PRODECE MODIFICACIÓN ANTE LA EVIDENTE MINIMIZACIÓN DEL PELIGRO DE FUGA A TRAVÉS DE LOS ARRAIGOS ACREDITADOS
“(ii) Para una correcta apreciación de la verdadera variación de los motivos que fundaron la detención provisional del imputado, es necesario establecer certeramente las circunstancias iniciales y contrastarlas con las posteriores: […]
Es por lo anterior que ha considerado, en razón del estado de cosas acreditado en el proceso como el hecho que la víctima ya no tendrá contacto constante con el imputado, los arraigos demostrados por su defensa y el comportamiento exhibido por él en el proceso administrativo llevado paralelamente, que el riesgo de fuga se ha minimizado.
Con motivo de esta modificación en el peligro de fuga, es viable variar la naturaleza de la medida cautelar de tal manera que la contingencia del riesgo subyacente en las circunstancias actuales puede ser disipada por la imposición de medidas cautelares específicamente dirigidas a ello y proporcionales con el peligro apreciado.

—————

• [Requisitos del ejercicio]: Explica en una a tres oraciones por qué, según el texto sobre la variación de la detención provisional, se considera que el riesgo de fuga se ha minimizado.

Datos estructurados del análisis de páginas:
—————

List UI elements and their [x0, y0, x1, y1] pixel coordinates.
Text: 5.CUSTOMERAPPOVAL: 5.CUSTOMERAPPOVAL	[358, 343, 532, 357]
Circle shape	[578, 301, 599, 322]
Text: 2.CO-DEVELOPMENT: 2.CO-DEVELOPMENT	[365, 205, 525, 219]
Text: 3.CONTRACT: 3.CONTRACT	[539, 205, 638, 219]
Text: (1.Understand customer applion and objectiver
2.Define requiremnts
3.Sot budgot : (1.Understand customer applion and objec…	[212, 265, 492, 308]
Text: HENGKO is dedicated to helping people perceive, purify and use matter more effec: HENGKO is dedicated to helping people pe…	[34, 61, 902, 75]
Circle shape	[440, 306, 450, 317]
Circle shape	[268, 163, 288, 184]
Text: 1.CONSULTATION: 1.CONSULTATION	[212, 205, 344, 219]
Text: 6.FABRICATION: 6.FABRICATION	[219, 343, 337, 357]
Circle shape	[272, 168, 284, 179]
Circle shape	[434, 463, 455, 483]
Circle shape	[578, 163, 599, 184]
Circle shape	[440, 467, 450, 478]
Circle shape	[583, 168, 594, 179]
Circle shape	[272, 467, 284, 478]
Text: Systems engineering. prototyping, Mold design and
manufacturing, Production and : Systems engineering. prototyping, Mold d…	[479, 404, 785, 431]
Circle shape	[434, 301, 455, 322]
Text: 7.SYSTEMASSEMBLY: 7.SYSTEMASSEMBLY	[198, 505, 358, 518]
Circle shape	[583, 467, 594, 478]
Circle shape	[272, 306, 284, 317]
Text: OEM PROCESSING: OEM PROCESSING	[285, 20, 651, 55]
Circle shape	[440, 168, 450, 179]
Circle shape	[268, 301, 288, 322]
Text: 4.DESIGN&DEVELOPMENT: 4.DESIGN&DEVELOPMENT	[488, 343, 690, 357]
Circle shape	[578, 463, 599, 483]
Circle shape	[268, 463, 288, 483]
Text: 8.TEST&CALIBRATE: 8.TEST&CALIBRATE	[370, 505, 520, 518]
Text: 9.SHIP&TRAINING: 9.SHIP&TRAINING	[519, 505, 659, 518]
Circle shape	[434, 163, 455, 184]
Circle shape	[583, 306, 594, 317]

—————

• [Espacio de respuesta]: Se considera minimizado porque la víctima ya no tendrá contacto constante con el imputado y porque su defensa demostró sus arraigos. También cuenta el comportamiento que el imputado exhibió en el proceso administrativo llevado paralelamente.